Goal: Would you copy out the whole listing exactly as given?

╭─ Excerpted records

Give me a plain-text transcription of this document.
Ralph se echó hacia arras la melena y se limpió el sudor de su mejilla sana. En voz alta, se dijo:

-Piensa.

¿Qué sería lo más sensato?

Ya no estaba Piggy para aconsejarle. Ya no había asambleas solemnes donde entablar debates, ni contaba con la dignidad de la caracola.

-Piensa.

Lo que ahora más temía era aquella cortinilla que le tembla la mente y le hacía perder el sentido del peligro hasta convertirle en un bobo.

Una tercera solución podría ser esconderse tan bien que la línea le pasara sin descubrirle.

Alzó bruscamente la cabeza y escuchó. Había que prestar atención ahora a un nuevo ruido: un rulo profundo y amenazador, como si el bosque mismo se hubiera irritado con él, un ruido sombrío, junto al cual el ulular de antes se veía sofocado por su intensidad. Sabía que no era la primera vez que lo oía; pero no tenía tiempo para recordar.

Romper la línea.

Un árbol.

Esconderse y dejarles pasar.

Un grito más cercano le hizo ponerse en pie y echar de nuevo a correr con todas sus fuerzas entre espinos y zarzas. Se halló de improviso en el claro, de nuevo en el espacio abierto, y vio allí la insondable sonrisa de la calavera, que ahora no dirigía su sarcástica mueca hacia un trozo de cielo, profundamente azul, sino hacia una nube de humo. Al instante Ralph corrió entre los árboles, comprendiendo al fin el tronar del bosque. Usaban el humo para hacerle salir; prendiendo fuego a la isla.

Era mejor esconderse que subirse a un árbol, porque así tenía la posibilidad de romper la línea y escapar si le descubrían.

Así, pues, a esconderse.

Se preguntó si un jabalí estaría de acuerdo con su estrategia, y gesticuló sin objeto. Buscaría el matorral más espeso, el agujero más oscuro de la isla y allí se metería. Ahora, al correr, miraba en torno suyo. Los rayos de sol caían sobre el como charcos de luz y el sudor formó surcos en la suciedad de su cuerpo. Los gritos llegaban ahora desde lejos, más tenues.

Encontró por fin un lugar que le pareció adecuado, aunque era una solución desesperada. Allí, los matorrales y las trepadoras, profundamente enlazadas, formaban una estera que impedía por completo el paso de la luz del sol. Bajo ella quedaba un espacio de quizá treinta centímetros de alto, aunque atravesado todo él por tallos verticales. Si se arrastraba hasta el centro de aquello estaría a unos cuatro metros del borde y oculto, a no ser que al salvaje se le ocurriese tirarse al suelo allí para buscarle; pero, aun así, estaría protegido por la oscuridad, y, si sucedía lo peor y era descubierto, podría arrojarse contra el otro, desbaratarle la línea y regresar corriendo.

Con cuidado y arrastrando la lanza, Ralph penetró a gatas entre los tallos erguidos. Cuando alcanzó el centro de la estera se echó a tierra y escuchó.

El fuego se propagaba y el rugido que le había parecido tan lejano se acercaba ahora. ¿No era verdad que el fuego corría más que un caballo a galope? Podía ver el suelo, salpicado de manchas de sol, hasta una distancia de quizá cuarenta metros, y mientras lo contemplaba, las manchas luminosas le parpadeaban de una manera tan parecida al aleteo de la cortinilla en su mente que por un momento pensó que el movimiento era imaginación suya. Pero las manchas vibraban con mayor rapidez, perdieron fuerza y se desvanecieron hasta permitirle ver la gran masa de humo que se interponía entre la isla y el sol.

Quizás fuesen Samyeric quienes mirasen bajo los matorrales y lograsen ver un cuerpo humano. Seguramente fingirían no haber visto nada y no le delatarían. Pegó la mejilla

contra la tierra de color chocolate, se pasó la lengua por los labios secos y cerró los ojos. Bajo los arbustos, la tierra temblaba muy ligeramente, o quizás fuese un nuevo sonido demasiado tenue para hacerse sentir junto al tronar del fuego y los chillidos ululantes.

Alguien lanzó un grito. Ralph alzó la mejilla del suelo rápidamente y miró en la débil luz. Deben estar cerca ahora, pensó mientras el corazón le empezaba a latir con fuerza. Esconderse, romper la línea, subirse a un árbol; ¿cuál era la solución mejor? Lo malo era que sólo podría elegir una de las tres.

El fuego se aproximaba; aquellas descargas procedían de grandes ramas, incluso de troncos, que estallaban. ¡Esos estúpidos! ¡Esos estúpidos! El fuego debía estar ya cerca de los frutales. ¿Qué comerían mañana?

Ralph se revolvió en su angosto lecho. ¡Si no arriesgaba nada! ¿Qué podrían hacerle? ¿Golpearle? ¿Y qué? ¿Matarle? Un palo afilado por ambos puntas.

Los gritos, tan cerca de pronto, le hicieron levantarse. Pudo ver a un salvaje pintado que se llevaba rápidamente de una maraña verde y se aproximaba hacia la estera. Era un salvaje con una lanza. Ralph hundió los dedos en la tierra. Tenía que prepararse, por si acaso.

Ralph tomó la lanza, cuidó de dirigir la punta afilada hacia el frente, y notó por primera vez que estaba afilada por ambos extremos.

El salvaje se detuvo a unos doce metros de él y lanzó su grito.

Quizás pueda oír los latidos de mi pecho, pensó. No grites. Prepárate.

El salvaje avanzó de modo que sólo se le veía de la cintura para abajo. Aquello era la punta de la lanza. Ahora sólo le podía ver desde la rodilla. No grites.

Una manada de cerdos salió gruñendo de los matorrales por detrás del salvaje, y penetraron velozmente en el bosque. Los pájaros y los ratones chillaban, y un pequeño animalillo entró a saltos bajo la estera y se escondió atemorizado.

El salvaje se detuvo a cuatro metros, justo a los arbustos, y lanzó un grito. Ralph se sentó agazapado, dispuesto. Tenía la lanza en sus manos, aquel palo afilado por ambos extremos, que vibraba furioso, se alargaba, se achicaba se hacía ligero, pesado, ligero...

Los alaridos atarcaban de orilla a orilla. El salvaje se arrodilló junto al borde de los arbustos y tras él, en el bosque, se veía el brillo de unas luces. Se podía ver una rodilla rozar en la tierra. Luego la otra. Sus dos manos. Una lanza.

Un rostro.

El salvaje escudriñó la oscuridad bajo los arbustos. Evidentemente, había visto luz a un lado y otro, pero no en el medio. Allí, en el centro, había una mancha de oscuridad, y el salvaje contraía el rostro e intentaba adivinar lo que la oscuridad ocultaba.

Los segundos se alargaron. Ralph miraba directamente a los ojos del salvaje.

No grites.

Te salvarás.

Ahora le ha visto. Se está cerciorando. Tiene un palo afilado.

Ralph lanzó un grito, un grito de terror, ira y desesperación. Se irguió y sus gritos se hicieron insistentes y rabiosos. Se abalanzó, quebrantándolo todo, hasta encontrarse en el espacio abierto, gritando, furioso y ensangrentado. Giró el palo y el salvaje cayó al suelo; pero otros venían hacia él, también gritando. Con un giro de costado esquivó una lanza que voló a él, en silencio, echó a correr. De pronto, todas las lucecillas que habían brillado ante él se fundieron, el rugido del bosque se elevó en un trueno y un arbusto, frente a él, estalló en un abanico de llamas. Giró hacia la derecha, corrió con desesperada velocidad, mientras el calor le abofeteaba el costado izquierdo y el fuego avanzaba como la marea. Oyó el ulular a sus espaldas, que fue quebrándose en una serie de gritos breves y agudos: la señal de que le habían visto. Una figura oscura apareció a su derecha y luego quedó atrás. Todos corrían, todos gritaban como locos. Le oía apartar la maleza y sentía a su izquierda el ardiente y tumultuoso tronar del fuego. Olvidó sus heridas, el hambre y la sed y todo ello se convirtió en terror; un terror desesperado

╰─

Solved exercise:
Give me a plain-text transcription of this document.
Ralph se echó hacia arras la melena y se limpió el sudor de su mejilla sana. En voz alta, se dijo:

-Piensa.

¿Qué sería lo más sensato?

Ya no estaba Piggy para aconsejarle. Ya no había asambleas solemnes donde entablar debates, ni contaba con la dignidad de la caracola.

-Piensa.

Lo que ahora más temía era aquella cortinilla que le tembla la mente y le hacía perder el sentido del peligro hasta convertirle en un bobo.

Una tercera solución podría ser esconderse tan bien que la línea le pasara sin descubrirle.

Alzó bruscamente la cabeza y escuchó. Había que prestar atención ahora a un nuevo ruido: un rulo profundo y amenazador, como si el bosque mismo se hubiera irritado con él, un ruido sombrío, junto al cual el ulular de antes se veía sofocado por su intensidad. Sabía que no era la primera vez que lo oía; pero no tenía tiempo para recordar.

Romper la línea.

Un árbol.

Esconderse y dejarles pasar.

Un grito más cercano le hizo ponerse en pie y echar de nuevo a correr con todas sus fuerzas entre espinos y zarzas. Se halló de improviso en el claro, de nuevo en el espacio abierto, y vio allí la insondable sonrisa de la calavera, que ahora no dirigía su sarcástica mueca hacia un trozo de cielo, profundamente azul, sino hacia una nube de humo. Al instante Ralph corrió entre los árboles, comprendiendo al fin el tronar del bosque. Usaban el humo para hacerle salir; prendiendo fuego a la isla.

Era mejor esconderse que subirse a un árbol, porque así tenía la posibilidad de romper la línea y escapar si le descubrían.

Así, pues, a esconderse.

Se preguntó si un jabalí estaría de acuerdo con su estrategia, y gesticuló sin objeto. Buscaría el matorral más espeso, el agujero más oscuro de la isla y allí se metería. Ahora, al correr, miraba en torno suyo. Los rayos de sol caían sobre el como charcos de luz y el sudor formó surcos en la suciedad de su cuerpo. Los gritos llegaban ahora desde lejos, más tenues.

Encontró por fin un lugar que le pareció adecuado, aunque era una solución desesperada. Allí, los matorrales y las trepadoras, profundamente enlazadas, formaban una estera que impedía por completo el paso de la luz del sol. Bajo ella quedaba un espacio de quizá treinta centímetros de alto, aunque atravesado todo él por tallos verticales. Si se arrastraba hasta el centro de aquello estaría a unos cuatro metros del borde y oculto, a no ser que al salvaje se le ocurriese tirarse al suelo allí para buscarle; pero, aun así, estaría protegido por la oscuridad, y, si sucedía lo peor y era descubierto, podría arrojarse contra el otro, desbaratarle la línea y regresar corriendo.

Con cuidado y arrastrando la lanza, Ralph penetró a gatas entre los tallos erguidos. Cuando alcanzó el centro de la estera se echó a tierra y escuchó.

El fuego se propagaba y el rugido que le había parecido tan lejano se acercaba ahora. ¿No era verdad que el fuego corría más que un caballo a galope? Podía ver el suelo, salpicado de manchas de sol, hasta una distancia de quizá cuarenta metros, y mientras lo contemplaba, las manchas luminosas le parpadeaban de una manera tan parecida al aleteo de la cortinilla en su mente que por un momento pensó que el movimiento era imaginación suya. Pero las manchas vibraban con mayor rapidez, perdieron fuerza y se desvanecieron hasta permitirle ver la gran masa de humo que se interponía entre la isla y el sol.

Quizás fuesen Samyeric quienes mirasen bajo los matorrales y lograsen ver un cuerpo humano. Seguramente fingirían no haber visto nada y no le delatarían. Pegó la mejilla

contra la tierra de color chocolate, se pasó la lengua por los labios secos y cerró los ojos. Bajo los arbustos, la tierra temblaba muy ligeramente, o quizás fuese un nuevo sonido demasiado tenue para hacerse sentir junto al tronar del fuego y los chillidos ululantes.

Alguien lanzó un grito. Ralph alzó la mejilla del suelo rápidamente y miró en la débil luz. Deben estar cerca ahora, pensó mientras el corazón le empezaba a latir con fuerza. Esconderse, romper la línea, subirse a un árbol; ¿cuál era la solución mejor? Lo malo era que sólo podría elegir una de las tres.

El fuego se aproximaba; aquellas descargas procedían de grandes ramas, incluso de troncos, que estallaban. ¡Esos estúpidos! ¡Esos estúpidos! El fuego debía estar ya cerca de los frutales. ¿Qué comerían mañana?

Ralph se revolvió en su angosto lecho. ¡Si no arriesgaba nada! ¿Qué podrían hacerle? ¿Golpearle? ¿Y qué? ¿Matarle? Un palo afilado por ambos puntas.

Los gritos, tan cerca de pronto, le hicieron levantarse. Pudo ver a un salvaje pintado que se llevaba rápidamente de una maraña verde y se aproximaba hacia la estera. Era un salvaje con una lanza. Ralph hundió los dedos en la tierra. Tenía que prepararse, por si acaso.

Ralph tomó la lanza, cuidó de dirigir la punta afilada hacia el frente, y notó por primera vez que estaba afilada por ambos extremos.

El salvaje se detuvo a unos doce metros de él y lanzó su grito.

Quizás pueda oír los latidos de mi pecho, pensó. No grites. Prepárate.

El salvaje avanzó de modo que sólo se le veía de la cintura para abajo. Aquello era la punta de la lanza. Ahora sólo le podía ver desde la rodilla. No grites.

Una manada de cerdos salió gruñendo de los matorrales por detrás del salvaje, y penetraron velozmente en el bosque. Los pájaros y los ratones chillaban, y un pequeño animalillo entró a saltos bajo la estera y se escondió atemorizado.

El salvaje se detuvo a cuatro metros, justo a los arbustos, y lanzó un grito. Ralph se sentó agazapado, dispuesto. Tenía la lanza en sus manos, aquel palo afilado por ambos extremos, que vibraba furioso, se alargaba, se achicaba se hacía ligero, pesado, ligero...

Los alaridos atarcaban de orilla a orilla. El salvaje se arrodilló junto al borde de los arbustos y tras él, en el bosque, se veía el brillo de unas luces. Se podía ver una rodilla rozar en la tierra. Luego la otra. Sus dos manos. Una lanza.

Un rostro.

El salvaje escudriñó la oscuridad bajo los arbustos. Evidentemente, había visto luz a un lado y otro, pero no en el medio. Allí, en el centro, había una mancha de oscuridad, y el salvaje contraía el rostro e intentaba adivinar lo que la oscuridad ocultaba.

Los segundos se alargaron. Ralph miraba directamente a los ojos del salvaje.

No grites.

Te salvarás.

Ahora le ha visto. Se está cerciorando. Tiene un palo afilado.

Ralph lanzó un grito, un grito de terror, ira y desesperación. Se irguió y sus gritos se hicieron insistentes y rabiosos. Se abalanzó, quebrantándolo todo, hasta encontrarse en el espacio abierto, gritando, furioso y ensangrentado. Giró el palo y el salvaje cayó al suelo; pero otros venían hacia él, también gritando. Con un giro de costado esquivó una lanza que voló a él, en silencio, echó a correr. De pronto, todas las lucecillas que habían brillado ante él se fundieron, el rugido del bosque se elevó en un trueno y un arbusto, frente a él, estalló en un abanico de llamas. Giró hacia la derecha, corrió con desesperada velocidad, mientras el calor le abofeteaba el costado izquierdo y el fuego avanzaba como la marea. Oyó el ulular a sus espaldas, que fue quebrándose en una serie de gritos breves y agudos: la señal de que le habían visto. Una figura oscura apareció a su derecha y luego quedó atrás. Todos corrían, todos gritaban como locos. Le oía apartar la maleza y sentía a su izquierda el ardiente y tumultuoso tronar del fuego. Olvidó sus heridas, el hambre y la sed y todo ello se convirtió en terror; un terror desesperado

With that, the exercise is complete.